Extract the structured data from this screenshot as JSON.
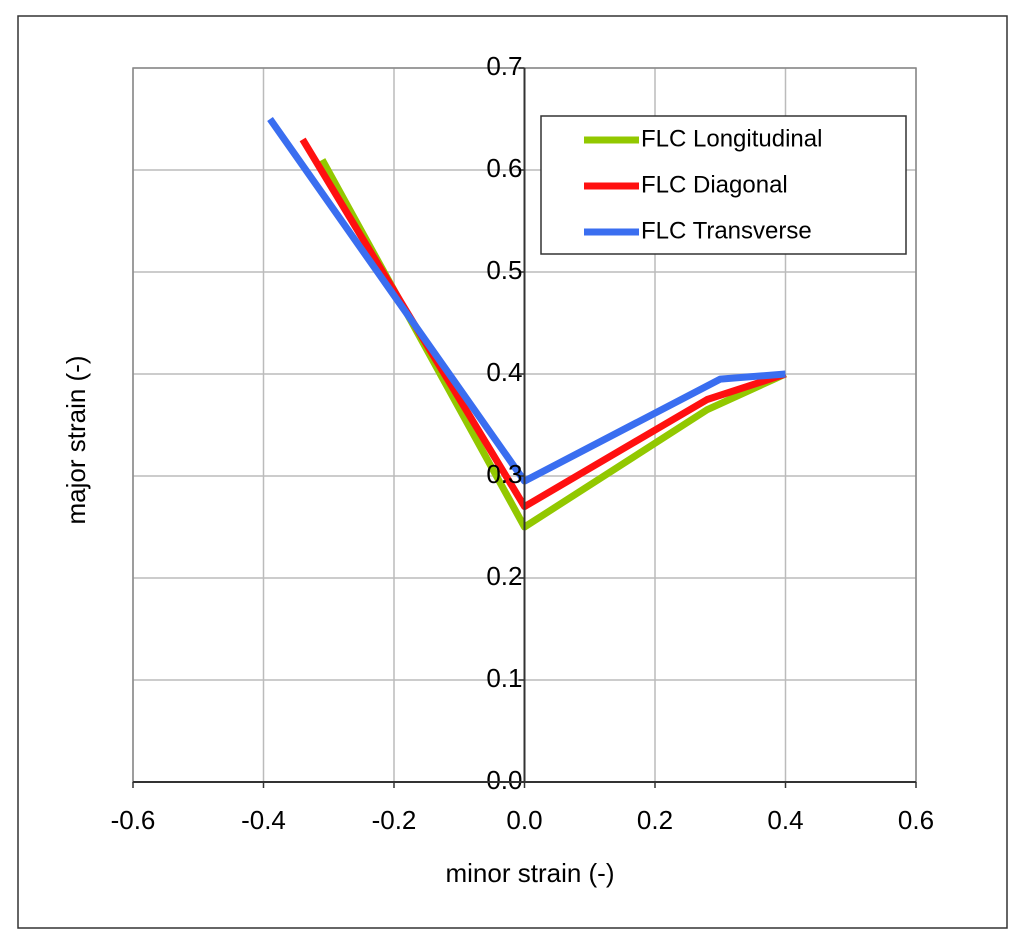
{
  "chart_data": {
    "type": "line",
    "x_label": "minor strain  (-)",
    "y_label": "major strain (-)",
    "xlim": [
      -0.6,
      0.6
    ],
    "xticks": [
      -0.6,
      -0.4,
      -0.2,
      {
        "value": 0,
        "label": "0.0"
      },
      0.2,
      0.4,
      0.6
    ],
    "ylim": [
      0,
      0.7
    ],
    "yticks": [
      {
        "value": 0,
        "label": "0.0"
      },
      0.1,
      0.2,
      0.3,
      0.4,
      0.5,
      0.6,
      0.7
    ],
    "grid": true,
    "legend": "upper right",
    "series": [
      {
        "name": "FLC Longitudinal",
        "color": "#92c800",
        "x": [
          -0.31,
          0,
          0.28,
          0.4
        ],
        "values": [
          0.61,
          0.25,
          0.365,
          0.4
        ]
      },
      {
        "name": "FLC Diagonal",
        "color": "#ff1010",
        "x": [
          -0.34,
          0,
          0.28,
          0.4
        ],
        "values": [
          0.63,
          0.27,
          0.375,
          0.4
        ]
      },
      {
        "name": "FLC Transverse",
        "color": "#3a6ef0",
        "x": [
          -0.39,
          0,
          0.3,
          0.4
        ],
        "values": [
          0.65,
          0.295,
          0.395,
          0.4
        ]
      }
    ]
  }
}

++++++++

List every line above containing the word "name".

        "name": "FLC Longitudinal",
        "name": "FLC Diagonal",
        "name": "FLC Transverse",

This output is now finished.